* [ARTICLE]:
— BEGIN —
Project contribution guide
==========================

Step 1: setup the environment
-----------------------------

Linux
+++++

.. code-block:: sh

# make sure you have installed:
# bash
# git
# python
# GNU make, sed, awk

# clone the repo
git clone ${pyroute2_git_url}
cd pyroute2

# run the test suite
make test

OpenBSD
+++++++

.. code-block:: sh

# install required tools
pkg_add bash git gmake gsed python rust

# clone the repo
git clone ${pyroute_git_url}
cd pyroute2

# run the test suite
gmake test

Step 2: plan and implement the change
-------------------------------------

The best practice is that any change should be covered by tests.
The test suite is in the `/tests/` folder and is run by `nox`. You
can add your tests to an existing tests module, or create your
own module, if it requires some specific environment that is not
covered yet. In the latter case add a new session to `noxfile.py`.

The project is designed to work on the bare standard library.
But some embedded environments strip even the stdlib, removing
modules like sqlite3.

So to run pyroute2 even in such environments, the project provides
two packages, `pyroute2` and `pyroute2.minimal`, with the latter
providing a minimal distribution, with no sqlite3 or pickle.

Modules `pyroute2` and `pyroute2.minimal` are mutually exclusive.

Each module provides it's own pypi package.
— END —
* [THE REQUEST]:
Can you quote the contribution guide from "But some embedded" to "sqlite3 or pickle."?

* [DATASET EXCERPT]:
— BEGIN —
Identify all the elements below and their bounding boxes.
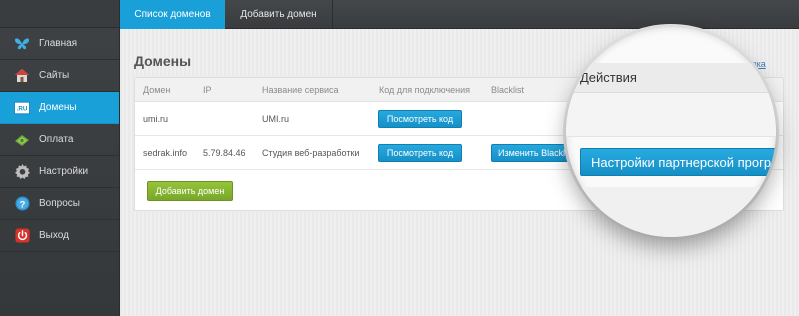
— END —
* [REPLY TO THE TASK]:
But some embedded environments strip even the stdlib, removing
modules like sqlite3.

So to run pyroute2 even in such environments, the project provides
two packages, `pyroute2` and `pyroute2.minimal`, with the latter
providing a minimal distribution, with no sqlite3 or pickle.